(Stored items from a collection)
________
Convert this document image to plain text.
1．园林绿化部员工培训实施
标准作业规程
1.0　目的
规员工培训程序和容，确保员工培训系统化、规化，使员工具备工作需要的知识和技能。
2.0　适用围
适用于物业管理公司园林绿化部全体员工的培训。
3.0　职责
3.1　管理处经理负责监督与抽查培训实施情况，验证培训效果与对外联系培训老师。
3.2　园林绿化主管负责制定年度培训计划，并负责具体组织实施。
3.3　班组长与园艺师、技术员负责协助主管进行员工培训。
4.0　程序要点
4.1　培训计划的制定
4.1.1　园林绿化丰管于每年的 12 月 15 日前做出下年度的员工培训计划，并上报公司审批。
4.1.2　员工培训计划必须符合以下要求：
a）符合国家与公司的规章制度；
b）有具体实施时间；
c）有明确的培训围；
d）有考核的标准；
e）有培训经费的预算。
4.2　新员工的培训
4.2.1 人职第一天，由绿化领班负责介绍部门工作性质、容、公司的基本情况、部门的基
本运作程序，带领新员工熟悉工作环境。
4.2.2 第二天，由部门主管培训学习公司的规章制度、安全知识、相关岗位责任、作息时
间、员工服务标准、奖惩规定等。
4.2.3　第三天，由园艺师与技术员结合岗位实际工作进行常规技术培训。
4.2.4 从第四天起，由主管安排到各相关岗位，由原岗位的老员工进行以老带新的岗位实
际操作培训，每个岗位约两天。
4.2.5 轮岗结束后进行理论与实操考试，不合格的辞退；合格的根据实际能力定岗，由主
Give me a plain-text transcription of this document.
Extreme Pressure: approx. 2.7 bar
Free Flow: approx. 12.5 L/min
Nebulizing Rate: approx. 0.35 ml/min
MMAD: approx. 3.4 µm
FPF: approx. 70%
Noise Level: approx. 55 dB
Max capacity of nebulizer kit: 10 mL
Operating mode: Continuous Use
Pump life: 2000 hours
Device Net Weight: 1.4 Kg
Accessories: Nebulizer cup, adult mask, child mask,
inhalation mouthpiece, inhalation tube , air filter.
________
Written task:
Extract every entry above as it appears.

Exercise response:
Convert this document image to plain text.
1．园林绿化部员工培训实施
标准作业规程
1.0　目的
规员工培训程序和容，确保员工培训系统化、规化，使员工具备工作需要的知识和技能。
2.0　适用围
适用于物业管理公司园林绿化部全体员工的培训。
3.0　职责
3.1　管理处经理负责监督与抽查培训实施情况，验证培训效果与对外联系培训老师。
3.2　园林绿化主管负责制定年度培训计划，并负责具体组织实施。
3.3　班组长与园艺师、技术员负责协助主管进行员工培训。
4.0　程序要点
4.1　培训计划的制定
4.1.1　园林绿化丰管于每年的 12 月 15 日前做出下年度的员工培训计划，并上报公司审批。
4.1.2　员工培训计划必须符合以下要求：
a）符合国家与公司的规章制度；
b）有具体实施时间；
c）有明确的培训围；
d）有考核的标准；
e）有培训经费的预算。
4.2　新员工的培训
4.2.1 人职第一天，由绿化领班负责介绍部门工作性质、容、公司的基本情况、部门的基
本运作程序，带领新员工熟悉工作环境。
4.2.2 第二天，由部门主管培训学习公司的规章制度、安全知识、相关岗位责任、作息时
间、员工服务标准、奖惩规定等。
4.2.3　第三天，由园艺师与技术员结合岗位实际工作进行常规技术培训。
4.2.4 从第四天起，由主管安排到各相关岗位，由原岗位的老员工进行以老带新的岗位实
际操作培训，每个岗位约两天。
4.2.5 轮岗结束后进行理论与实操考试，不合格的辞退；合格的根据实际能力定岗，由主
Give me a plain-text transcription of this document.
Extreme Pressure: approx. 2.7 bar
Free Flow: approx. 12.5 L/min
Nebulizing Rate: approx. 0.35 ml/min
MMAD: approx. 3.4 µm
FPF: approx. 70%
Noise Level: approx. 55 dB
Max capacity of nebulizer kit: 10 mL
Operating mode: Continuous Use
Pump life: 2000 hours
Device Net Weight: 1.4 Kg
Accessories: Nebulizer cup, adult mask, child mask,
inhalation mouthpiece, inhalation tube , air filter.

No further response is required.